**TASK PROMPT:** Which lines in the records below contain the word "Federal"? Copy each of them.

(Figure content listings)
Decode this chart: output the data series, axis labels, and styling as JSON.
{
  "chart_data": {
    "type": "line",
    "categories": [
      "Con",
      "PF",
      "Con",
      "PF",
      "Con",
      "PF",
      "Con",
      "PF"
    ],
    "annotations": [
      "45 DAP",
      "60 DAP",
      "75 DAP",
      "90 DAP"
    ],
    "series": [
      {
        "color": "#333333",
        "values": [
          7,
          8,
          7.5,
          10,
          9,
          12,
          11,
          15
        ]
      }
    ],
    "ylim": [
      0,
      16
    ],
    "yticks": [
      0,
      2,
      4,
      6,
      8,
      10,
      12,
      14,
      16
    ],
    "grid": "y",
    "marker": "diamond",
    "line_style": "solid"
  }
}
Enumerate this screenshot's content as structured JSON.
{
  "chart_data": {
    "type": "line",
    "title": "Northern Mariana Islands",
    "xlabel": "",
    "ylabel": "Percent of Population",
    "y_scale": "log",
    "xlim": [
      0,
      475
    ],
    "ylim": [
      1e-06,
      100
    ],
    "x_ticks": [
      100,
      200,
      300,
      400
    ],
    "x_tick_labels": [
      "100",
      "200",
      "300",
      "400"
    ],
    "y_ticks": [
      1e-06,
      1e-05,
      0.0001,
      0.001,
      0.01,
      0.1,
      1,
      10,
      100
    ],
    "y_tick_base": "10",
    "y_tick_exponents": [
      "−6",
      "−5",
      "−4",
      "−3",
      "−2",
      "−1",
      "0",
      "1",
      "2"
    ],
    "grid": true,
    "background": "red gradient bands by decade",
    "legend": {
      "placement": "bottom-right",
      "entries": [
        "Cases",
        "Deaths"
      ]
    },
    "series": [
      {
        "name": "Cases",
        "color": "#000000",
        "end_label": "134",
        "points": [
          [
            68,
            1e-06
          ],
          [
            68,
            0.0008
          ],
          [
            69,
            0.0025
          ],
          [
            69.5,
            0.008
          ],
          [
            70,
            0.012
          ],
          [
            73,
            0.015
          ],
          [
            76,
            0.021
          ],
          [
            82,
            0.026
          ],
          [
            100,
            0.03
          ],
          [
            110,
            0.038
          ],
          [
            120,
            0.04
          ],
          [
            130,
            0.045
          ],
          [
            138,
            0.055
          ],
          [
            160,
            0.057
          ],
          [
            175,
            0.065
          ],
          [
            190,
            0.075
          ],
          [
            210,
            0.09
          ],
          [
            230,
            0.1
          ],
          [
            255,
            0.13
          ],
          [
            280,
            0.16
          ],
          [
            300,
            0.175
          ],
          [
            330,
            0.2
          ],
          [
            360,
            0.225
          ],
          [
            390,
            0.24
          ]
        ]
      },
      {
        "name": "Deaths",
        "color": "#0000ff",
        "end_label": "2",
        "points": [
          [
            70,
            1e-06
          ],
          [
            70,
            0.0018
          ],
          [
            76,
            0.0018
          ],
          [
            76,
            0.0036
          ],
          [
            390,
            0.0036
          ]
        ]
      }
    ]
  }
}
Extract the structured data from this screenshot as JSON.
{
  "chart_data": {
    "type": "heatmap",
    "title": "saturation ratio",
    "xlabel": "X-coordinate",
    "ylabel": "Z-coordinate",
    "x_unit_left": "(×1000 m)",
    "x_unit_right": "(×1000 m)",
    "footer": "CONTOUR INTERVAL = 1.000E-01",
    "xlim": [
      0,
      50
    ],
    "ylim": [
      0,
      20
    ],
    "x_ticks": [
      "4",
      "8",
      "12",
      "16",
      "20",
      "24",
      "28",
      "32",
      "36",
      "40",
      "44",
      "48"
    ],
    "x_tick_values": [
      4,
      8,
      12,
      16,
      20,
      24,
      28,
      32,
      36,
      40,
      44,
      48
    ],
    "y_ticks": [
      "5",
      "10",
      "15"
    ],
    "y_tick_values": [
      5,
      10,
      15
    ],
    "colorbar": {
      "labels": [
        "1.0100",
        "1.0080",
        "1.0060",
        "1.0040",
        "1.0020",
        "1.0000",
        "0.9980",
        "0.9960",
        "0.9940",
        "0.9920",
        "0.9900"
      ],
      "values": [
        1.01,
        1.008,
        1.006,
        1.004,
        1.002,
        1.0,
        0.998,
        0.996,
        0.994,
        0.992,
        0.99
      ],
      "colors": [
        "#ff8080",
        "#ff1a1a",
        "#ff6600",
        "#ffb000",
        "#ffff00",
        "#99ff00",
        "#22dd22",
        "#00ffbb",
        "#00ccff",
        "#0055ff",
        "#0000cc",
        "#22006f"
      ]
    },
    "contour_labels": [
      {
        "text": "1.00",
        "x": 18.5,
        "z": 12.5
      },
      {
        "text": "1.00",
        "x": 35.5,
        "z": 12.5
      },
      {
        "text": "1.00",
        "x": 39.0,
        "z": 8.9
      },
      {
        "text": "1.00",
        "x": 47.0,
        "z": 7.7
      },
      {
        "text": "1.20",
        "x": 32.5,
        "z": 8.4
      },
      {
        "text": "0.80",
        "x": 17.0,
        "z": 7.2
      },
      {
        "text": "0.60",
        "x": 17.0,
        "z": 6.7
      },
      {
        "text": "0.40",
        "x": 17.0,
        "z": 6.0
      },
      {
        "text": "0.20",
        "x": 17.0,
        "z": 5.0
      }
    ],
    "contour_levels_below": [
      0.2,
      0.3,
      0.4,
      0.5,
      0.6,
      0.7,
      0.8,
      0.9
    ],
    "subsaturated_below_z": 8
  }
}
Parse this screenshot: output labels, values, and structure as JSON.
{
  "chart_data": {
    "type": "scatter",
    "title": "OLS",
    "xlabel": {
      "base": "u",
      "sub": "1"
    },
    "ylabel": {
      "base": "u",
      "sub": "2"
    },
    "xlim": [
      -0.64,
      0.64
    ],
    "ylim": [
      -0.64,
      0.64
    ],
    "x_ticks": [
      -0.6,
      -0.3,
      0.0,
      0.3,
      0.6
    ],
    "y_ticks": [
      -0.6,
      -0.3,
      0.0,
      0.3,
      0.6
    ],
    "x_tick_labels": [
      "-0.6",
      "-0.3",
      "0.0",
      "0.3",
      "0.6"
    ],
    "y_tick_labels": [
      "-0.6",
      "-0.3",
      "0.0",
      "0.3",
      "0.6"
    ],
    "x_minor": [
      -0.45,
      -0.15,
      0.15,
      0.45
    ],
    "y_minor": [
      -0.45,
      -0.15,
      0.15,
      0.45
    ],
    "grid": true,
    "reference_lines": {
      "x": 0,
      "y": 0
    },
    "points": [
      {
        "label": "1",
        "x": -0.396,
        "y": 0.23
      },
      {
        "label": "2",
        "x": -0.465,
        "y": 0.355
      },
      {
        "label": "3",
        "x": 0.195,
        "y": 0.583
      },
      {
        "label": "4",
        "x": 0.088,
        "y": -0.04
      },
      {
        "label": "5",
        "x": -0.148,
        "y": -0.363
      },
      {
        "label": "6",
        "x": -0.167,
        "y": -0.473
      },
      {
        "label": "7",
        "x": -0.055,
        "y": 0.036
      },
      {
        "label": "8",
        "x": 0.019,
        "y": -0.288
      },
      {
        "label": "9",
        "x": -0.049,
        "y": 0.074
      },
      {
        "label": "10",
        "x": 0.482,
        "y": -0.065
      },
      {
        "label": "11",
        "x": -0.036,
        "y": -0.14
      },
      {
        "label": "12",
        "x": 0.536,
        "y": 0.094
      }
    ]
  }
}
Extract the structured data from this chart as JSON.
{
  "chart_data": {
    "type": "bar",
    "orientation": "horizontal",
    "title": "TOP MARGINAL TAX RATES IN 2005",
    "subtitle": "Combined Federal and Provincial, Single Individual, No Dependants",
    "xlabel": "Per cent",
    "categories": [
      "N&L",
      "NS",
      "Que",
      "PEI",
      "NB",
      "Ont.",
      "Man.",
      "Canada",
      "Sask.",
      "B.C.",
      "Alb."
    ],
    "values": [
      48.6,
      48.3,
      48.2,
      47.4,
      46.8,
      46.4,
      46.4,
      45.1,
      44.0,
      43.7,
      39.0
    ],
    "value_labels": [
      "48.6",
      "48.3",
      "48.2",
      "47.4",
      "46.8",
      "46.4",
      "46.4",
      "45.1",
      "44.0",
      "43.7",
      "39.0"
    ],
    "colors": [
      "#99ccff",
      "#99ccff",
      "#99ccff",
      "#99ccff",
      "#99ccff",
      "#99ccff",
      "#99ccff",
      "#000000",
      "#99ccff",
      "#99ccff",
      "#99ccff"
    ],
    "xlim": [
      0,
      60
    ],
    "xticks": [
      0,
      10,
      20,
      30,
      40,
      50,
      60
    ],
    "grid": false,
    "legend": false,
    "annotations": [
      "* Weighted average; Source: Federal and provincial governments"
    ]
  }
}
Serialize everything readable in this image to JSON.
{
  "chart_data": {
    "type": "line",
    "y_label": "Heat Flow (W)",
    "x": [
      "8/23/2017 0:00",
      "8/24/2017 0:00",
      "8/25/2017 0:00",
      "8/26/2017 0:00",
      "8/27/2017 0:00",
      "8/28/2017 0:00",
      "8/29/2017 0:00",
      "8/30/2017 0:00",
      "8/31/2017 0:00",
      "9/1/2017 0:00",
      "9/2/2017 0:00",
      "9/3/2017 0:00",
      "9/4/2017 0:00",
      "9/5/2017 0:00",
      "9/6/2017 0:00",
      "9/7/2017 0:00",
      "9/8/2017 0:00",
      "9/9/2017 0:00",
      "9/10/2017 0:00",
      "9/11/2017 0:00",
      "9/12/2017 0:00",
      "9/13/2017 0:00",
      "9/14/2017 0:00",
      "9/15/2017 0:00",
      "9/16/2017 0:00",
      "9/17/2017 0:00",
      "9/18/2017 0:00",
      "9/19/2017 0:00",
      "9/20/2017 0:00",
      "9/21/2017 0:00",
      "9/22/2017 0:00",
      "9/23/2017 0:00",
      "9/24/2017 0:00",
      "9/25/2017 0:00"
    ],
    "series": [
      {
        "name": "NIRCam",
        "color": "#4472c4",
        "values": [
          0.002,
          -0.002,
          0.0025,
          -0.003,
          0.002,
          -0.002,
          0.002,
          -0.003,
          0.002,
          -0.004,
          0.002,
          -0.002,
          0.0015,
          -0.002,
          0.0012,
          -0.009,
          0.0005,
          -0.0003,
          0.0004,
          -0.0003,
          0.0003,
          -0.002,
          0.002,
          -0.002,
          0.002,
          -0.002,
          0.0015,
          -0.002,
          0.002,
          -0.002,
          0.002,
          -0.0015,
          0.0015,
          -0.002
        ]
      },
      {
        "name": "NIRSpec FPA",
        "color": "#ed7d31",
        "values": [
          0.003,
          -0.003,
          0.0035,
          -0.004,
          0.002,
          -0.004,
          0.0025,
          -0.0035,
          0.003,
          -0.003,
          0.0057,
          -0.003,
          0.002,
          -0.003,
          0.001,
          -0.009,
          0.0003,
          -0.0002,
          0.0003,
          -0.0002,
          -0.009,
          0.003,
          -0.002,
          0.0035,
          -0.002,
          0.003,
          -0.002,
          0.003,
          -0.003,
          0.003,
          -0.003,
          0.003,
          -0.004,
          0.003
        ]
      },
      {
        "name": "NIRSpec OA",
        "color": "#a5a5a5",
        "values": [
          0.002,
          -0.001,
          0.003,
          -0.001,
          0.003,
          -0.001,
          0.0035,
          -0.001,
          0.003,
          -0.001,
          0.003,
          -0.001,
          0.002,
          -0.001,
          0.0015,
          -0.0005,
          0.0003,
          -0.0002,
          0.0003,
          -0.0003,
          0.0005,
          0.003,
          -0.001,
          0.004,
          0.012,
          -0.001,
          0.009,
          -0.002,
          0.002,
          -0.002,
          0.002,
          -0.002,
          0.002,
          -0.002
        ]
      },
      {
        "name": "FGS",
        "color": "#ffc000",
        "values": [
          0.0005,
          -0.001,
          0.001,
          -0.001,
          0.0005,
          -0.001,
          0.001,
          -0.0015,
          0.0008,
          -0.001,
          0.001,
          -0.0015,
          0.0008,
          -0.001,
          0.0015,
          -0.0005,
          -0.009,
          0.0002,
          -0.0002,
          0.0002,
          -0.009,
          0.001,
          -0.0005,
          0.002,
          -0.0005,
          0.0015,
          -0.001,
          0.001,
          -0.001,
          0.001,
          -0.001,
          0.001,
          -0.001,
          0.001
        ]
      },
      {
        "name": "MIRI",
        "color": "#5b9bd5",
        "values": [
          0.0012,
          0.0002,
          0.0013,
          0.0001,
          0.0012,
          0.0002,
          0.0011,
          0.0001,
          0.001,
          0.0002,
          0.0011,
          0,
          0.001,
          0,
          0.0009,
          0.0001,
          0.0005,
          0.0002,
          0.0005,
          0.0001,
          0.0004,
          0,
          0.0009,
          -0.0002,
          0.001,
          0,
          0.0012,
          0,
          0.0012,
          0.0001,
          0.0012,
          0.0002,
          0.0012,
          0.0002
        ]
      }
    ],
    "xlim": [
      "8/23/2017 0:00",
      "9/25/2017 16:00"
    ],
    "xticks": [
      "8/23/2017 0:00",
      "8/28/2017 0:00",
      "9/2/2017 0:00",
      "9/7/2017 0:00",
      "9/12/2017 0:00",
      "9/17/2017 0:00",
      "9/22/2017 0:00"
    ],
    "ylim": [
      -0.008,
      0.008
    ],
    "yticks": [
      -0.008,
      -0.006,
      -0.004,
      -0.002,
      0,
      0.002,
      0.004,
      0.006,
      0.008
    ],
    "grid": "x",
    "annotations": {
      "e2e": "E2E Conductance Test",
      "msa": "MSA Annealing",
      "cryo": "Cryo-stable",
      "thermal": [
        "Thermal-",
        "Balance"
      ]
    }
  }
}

**COMPLETE RESPONSE:**
    "subtitle": "Combined Federal and Provincial, Single Individual, No Dependants",
      "* Weighted average; Source: Federal and provincial governments"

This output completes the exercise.